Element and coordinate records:
********************

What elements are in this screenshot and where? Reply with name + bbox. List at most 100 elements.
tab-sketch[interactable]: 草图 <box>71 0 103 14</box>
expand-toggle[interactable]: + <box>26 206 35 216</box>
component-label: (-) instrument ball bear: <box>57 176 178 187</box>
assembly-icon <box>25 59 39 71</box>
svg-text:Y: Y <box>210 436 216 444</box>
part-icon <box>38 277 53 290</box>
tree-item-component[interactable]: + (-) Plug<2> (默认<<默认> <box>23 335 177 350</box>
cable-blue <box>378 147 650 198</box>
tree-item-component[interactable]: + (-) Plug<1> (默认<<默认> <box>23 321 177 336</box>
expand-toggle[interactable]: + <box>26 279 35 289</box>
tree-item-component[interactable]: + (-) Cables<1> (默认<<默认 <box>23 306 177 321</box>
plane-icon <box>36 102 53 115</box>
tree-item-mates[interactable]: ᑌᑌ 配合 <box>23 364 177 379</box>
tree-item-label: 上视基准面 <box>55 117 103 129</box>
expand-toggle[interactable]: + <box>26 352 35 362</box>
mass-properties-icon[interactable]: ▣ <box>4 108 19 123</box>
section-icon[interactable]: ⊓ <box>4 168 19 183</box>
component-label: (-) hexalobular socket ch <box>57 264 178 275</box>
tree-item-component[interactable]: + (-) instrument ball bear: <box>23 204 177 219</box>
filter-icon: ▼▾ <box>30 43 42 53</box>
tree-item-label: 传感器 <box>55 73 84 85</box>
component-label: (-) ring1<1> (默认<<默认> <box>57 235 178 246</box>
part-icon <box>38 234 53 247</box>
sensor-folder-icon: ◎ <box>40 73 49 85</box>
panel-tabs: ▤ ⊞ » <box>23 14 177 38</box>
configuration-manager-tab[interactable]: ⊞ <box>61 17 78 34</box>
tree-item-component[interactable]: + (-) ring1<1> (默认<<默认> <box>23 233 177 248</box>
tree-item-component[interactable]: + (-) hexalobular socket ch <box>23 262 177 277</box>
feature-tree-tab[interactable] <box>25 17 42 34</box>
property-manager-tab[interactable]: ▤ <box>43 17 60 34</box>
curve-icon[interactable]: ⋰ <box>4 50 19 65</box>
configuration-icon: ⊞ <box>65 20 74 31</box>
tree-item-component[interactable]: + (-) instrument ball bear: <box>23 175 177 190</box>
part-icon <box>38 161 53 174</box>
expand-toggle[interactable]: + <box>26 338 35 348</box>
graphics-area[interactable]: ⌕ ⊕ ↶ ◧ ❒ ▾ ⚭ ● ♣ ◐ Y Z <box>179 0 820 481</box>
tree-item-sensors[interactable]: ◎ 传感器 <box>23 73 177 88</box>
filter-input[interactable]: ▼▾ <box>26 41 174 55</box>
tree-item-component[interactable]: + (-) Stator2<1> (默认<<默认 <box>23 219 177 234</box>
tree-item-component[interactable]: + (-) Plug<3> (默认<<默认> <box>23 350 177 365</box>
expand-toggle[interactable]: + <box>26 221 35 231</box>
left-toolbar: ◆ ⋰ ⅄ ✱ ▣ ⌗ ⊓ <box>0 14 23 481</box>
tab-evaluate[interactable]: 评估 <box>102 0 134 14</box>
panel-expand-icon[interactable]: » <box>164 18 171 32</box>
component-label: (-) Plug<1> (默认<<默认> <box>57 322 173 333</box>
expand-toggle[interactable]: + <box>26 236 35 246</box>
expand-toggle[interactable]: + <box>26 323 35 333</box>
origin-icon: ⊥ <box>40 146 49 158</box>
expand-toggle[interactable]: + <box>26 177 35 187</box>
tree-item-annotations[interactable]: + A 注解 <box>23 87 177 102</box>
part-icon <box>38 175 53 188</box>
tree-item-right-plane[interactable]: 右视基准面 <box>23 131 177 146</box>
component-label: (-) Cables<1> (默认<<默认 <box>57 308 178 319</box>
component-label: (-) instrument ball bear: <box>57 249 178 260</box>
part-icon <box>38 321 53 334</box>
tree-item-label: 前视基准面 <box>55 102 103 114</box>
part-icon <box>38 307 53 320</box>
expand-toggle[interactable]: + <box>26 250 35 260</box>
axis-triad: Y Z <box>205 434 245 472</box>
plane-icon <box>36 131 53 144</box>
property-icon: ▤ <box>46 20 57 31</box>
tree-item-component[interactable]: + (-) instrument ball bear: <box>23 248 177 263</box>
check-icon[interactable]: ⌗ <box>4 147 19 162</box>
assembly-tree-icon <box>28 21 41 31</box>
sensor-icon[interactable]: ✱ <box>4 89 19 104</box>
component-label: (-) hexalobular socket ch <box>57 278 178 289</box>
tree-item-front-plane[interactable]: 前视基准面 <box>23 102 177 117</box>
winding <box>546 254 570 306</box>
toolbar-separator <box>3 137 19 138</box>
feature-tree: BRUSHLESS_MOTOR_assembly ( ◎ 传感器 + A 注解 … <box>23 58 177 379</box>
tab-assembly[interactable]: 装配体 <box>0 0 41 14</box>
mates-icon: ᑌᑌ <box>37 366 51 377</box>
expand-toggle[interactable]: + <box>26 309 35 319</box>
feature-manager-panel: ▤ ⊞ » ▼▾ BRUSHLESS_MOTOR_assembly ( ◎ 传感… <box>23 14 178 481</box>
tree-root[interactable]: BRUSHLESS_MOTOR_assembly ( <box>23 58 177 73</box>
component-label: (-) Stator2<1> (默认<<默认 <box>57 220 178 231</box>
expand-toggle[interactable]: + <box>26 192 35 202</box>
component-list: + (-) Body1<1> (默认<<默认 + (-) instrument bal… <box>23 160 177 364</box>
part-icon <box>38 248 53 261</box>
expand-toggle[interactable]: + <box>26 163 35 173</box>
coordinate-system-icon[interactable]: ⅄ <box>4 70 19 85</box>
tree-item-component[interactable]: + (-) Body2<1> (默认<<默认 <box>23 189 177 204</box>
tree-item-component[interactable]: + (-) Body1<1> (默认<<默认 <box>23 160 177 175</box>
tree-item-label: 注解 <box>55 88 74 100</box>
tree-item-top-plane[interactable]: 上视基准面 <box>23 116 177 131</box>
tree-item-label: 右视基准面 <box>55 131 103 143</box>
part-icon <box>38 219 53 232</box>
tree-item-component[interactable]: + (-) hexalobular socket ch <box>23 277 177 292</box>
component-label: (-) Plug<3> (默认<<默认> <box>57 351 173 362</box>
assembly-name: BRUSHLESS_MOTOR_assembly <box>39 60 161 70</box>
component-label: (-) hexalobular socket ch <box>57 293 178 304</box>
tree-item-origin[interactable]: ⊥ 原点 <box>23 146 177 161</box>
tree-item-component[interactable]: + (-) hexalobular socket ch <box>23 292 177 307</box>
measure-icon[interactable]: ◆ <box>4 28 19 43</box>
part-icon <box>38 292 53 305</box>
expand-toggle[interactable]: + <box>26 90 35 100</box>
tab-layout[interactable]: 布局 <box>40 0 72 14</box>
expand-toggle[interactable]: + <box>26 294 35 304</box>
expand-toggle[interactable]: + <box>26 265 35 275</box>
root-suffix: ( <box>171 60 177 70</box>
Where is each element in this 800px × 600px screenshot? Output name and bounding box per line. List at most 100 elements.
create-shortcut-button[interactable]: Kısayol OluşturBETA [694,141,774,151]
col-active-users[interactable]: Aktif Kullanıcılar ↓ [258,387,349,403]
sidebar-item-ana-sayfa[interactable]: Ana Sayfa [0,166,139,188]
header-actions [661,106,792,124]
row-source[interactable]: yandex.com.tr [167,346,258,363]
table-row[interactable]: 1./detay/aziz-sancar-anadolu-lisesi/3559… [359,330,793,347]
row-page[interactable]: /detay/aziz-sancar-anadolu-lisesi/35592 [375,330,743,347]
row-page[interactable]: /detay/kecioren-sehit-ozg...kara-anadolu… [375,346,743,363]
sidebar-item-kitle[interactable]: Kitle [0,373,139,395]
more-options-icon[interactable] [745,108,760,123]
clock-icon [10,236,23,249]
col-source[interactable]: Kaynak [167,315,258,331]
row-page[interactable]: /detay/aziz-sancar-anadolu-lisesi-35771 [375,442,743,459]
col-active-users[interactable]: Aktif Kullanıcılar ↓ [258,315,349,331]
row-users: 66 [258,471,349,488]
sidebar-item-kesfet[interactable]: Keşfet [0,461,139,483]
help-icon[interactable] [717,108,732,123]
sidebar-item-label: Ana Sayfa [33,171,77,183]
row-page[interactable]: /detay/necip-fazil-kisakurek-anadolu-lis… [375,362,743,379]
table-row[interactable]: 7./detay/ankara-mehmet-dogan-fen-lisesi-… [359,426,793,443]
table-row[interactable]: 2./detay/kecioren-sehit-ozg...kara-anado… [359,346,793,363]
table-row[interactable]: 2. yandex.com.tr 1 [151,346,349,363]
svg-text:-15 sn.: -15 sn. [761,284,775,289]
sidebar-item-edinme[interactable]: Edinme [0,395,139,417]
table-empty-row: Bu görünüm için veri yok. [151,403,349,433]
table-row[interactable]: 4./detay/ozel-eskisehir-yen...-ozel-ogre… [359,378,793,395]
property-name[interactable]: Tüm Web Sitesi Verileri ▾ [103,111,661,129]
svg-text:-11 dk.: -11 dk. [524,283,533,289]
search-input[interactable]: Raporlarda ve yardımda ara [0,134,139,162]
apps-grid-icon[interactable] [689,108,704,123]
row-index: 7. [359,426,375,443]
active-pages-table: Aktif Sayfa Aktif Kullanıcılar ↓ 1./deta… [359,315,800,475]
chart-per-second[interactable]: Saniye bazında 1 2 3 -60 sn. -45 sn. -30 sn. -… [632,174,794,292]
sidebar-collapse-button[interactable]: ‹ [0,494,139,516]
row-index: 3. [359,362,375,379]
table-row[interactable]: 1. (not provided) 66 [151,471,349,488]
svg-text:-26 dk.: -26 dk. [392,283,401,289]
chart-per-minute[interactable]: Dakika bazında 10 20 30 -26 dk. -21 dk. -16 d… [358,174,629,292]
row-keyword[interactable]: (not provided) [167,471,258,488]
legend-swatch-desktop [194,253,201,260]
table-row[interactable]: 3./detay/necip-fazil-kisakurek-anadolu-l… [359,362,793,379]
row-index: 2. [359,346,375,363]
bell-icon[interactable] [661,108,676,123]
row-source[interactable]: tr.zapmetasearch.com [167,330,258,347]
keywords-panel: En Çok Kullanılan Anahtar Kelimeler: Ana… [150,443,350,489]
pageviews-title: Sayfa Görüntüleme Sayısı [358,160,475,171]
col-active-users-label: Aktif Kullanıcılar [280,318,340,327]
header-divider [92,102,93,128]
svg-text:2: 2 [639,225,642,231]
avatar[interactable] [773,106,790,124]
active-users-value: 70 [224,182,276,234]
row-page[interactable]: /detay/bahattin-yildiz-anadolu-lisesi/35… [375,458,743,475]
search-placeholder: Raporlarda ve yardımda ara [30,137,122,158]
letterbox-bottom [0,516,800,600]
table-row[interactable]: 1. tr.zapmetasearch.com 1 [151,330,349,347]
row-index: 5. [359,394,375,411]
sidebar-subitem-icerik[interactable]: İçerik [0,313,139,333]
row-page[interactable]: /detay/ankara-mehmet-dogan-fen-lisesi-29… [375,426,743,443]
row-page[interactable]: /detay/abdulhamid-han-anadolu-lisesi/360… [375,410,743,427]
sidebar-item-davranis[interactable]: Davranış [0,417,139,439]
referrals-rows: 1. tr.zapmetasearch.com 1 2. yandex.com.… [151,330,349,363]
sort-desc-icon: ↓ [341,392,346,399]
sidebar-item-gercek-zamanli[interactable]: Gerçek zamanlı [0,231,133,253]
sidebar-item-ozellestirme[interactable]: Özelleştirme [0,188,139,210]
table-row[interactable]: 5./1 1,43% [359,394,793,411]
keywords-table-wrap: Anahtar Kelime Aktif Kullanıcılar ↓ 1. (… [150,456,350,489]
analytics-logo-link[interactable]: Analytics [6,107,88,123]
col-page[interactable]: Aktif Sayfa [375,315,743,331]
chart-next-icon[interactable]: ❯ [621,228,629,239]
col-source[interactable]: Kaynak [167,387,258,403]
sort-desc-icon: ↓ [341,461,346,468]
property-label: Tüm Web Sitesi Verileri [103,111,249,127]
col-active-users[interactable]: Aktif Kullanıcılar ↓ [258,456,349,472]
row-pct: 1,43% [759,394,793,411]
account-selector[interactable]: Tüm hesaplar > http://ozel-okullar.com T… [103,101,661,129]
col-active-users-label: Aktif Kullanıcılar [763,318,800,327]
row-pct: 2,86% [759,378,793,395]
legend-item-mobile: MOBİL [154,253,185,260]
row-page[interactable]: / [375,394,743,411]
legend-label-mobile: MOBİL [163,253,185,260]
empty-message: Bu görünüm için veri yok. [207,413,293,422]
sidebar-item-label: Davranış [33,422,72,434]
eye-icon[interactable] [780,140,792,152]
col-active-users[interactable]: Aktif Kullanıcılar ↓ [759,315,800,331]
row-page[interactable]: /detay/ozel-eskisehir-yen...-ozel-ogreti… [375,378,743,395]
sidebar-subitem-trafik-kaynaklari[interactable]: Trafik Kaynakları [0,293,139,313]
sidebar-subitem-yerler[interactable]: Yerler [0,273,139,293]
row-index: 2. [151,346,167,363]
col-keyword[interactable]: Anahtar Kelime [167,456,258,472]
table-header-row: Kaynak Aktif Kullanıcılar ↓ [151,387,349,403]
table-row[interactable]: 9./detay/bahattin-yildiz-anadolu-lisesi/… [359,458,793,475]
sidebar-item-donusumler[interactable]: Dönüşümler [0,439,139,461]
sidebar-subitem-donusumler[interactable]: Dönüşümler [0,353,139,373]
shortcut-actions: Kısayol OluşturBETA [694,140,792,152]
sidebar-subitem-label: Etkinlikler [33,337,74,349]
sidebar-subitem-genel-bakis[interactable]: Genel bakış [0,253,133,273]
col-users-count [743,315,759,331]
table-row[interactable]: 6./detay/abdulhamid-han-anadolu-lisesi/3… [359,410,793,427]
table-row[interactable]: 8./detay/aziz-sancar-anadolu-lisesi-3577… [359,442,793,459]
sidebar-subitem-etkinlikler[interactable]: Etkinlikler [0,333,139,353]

********************

* **Aim**: Convert the data above, from its first line through the line holding "tree-item-component[interactable]: + (-) ring1<1>", into a JSON list of strings with one string per line, leaving out blank lines.

* **Exercise answer**:
[
  "What elements are in this screenshot and where? Reply with name + bbox. List at most 100 elements.",
  "tab-sketch[interactable]: 草图 <box>71 0 103 14</box>",
  "expand-toggle[interactable]: + <box>26 206 35 216</box>",
  "component-label: (-) instrument ball bear: <box>57 176 178 187</box>",
  "assembly-icon <box>25 59 39 71</box>",
  "svg-text:Y: Y <box>210 436 216 444</box>",
  "part-icon <box>38 277 53 290</box>",
  "tree-item-component[interactable]: + (-) Plug<2> (默认<<默认> <box>23 335 177 350</box>",
  "cable-blue <box>378 147 650 198</box>",
  "tree-item-component[interactable]: + (-) Plug<1> (默认<<默认> <box>23 321 177 336</box>",
  "expand-toggle[interactable]: + <box>26 279 35 289</box>",
  "tree-item-component[interactable]: + (-) Cables<1> (默认<<默认 <box>23 306 177 321</box>",
  "plane-icon <box>36 102 53 115</box>",
  "tree-item-mates[interactable]: ᑌᑌ 配合 <box>23 364 177 379</box>",
  "tree-item-label: 上视基准面 <box>55 117 103 129</box>",
  "expand-toggle[interactable]: + <box>26 352 35 362</box>",
  "mass-properties-icon[interactable]: ▣ <box>4 108 19 123</box>",
  "section-icon[interactable]: ⊓ <box>4 168 19 183</box>",
  "component-label: (-) hexalobular socket ch <box>57 264 178 275</box>",
  "tree-item-component[interactable]: + (-) instrument ball bear: <box>23 204 177 219</box>",
  "filter-icon: ▼▾ <box>30 43 42 53</box>",
  "tree-item-label: 传感器 <box>55 73 84 85</box>",
  "component-label: (-) ring1<1> (默认<<默认> <box>57 235 178 246</box>",
  "part-icon <box>38 234 53 247</box>",
  "sensor-folder-icon: ◎ <box>40 73 49 85</box>",
  "panel-tabs: ▤ ⊞ » <box>23 14 177 38</box>",
  "configuration-manager-tab[interactable]: ⊞ <box>61 17 78 34</box>",
  "tree-item-component[interactable]: + (-) ring1<1> (默认<<默认> <box>23 233 177 248</box>"
]